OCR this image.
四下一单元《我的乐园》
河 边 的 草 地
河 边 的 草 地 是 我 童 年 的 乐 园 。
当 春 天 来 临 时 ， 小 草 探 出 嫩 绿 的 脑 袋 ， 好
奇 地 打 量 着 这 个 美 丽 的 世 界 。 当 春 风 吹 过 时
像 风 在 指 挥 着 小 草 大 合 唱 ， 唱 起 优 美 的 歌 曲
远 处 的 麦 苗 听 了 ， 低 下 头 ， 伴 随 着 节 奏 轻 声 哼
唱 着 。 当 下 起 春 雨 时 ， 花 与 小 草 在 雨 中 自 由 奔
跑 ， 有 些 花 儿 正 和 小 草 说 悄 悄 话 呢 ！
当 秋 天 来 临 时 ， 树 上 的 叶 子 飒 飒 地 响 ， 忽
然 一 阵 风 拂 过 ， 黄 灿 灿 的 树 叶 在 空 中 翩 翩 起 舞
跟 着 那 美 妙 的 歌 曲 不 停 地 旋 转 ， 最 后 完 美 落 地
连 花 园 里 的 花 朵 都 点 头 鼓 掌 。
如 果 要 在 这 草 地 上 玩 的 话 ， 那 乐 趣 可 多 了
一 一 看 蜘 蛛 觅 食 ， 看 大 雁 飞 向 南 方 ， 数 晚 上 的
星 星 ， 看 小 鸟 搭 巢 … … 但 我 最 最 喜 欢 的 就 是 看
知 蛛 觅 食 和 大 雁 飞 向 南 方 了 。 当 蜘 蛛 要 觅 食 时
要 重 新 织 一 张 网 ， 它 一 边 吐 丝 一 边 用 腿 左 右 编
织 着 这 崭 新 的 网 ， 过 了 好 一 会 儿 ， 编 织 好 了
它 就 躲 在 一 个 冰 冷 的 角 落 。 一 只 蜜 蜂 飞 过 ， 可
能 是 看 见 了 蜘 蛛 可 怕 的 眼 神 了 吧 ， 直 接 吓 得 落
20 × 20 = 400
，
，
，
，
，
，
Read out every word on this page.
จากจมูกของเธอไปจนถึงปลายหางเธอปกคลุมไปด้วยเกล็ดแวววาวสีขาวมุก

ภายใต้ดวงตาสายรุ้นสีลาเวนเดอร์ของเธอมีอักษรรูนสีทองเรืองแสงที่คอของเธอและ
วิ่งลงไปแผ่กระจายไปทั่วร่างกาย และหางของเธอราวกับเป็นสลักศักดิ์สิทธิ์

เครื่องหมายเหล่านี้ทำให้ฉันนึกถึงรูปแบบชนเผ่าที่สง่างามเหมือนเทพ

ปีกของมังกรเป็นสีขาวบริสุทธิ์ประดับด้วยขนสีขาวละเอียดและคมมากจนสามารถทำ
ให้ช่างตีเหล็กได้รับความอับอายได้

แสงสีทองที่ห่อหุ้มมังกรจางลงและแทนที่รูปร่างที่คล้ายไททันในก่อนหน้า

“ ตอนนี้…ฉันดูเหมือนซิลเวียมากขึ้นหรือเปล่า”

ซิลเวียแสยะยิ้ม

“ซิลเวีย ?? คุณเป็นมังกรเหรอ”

- Stated problem -
Retype the material above, line by line, exactly.

- Full solution -
OCR this image.
四下一单元《我的乐园》
河 边 的 草 地
河 边 的 草 地 是 我 童 年 的 乐 园 。
当 春 天 来 临 时 ， 小 草 探 出 嫩 绿 的 脑 袋 ， 好
奇 地 打 量 着 这 个 美 丽 的 世 界 。 当 春 风 吹 过 时
像 风 在 指 挥 着 小 草 大 合 唱 ， 唱 起 优 美 的 歌 曲
远 处 的 麦 苗 听 了 ， 低 下 头 ， 伴 随 着 节 奏 轻 声 哼
唱 着 。 当 下 起 春 雨 时 ， 花 与 小 草 在 雨 中 自 由 奔
跑 ， 有 些 花 儿 正 和 小 草 说 悄 悄 话 呢 ！
当 秋 天 来 临 时 ， 树 上 的 叶 子 飒 飒 地 响 ， 忽
然 一 阵 风 拂 过 ， 黄 灿 灿 的 树 叶 在 空 中 翩 翩 起 舞
跟 着 那 美 妙 的 歌 曲 不 停 地 旋 转 ， 最 后 完 美 落 地
连 花 园 里 的 花 朵 都 点 头 鼓 掌 。
如 果 要 在 这 草 地 上 玩 的 话 ， 那 乐 趣 可 多 了
一 一 看 蜘 蛛 觅 食 ， 看 大 雁 飞 向 南 方 ， 数 晚 上 的
星 星 ， 看 小 鸟 搭 巢 … … 但 我 最 最 喜 欢 的 就 是 看
知 蛛 觅 食 和 大 雁 飞 向 南 方 了 。 当 蜘 蛛 要 觅 食 时
要 重 新 织 一 张 网 ， 它 一 边 吐 丝 一 边 用 腿 左 右 编
织 着 这 崭 新 的 网 ， 过 了 好 一 会 儿 ， 编 织 好 了
它 就 躲 在 一 个 冰 冷 的 角 落 。 一 只 蜜 蜂 飞 过 ， 可
能 是 看 见 了 蜘 蛛 可 怕 的 眼 神 了 吧 ， 直 接 吓 得 落
20 × 20 = 400
，
，
，
，
，
，
Read out every word on this page.
จากจมูกของเธอไปจนถึงปลายหางเธอปกคลุมไปด้วยเกล็ดแวววาวสีขาวมุก

ภายใต้ดวงตาสายรุ้นสีลาเวนเดอร์ของเธอมีอักษรรูนสีทองเรืองแสงที่คอของเธอและ
วิ่งลงไปแผ่กระจายไปทั่วร่างกาย และหางของเธอราวกับเป็นสลักศักดิ์สิทธิ์

เครื่องหมายเหล่านี้ทำให้ฉันนึกถึงรูปแบบชนเผ่าที่สง่างามเหมือนเทพ

ปีกของมังกรเป็นสีขาวบริสุทธิ์ประดับด้วยขนสีขาวละเอียดและคมมากจนสามารถทำ
ให้ช่างตีเหล็กได้รับความอับอายได้

แสงสีทองที่ห่อหุ้มมังกรจางลงและแทนที่รูปร่างที่คล้ายไททันในก่อนหน้า

“ ตอนนี้…ฉันดูเหมือนซิลเวียมากขึ้นหรือเปล่า”

ซิลเวียแสยะยิ้ม

“ซิลเวีย ?? คุณเป็นมังกรเหรอ”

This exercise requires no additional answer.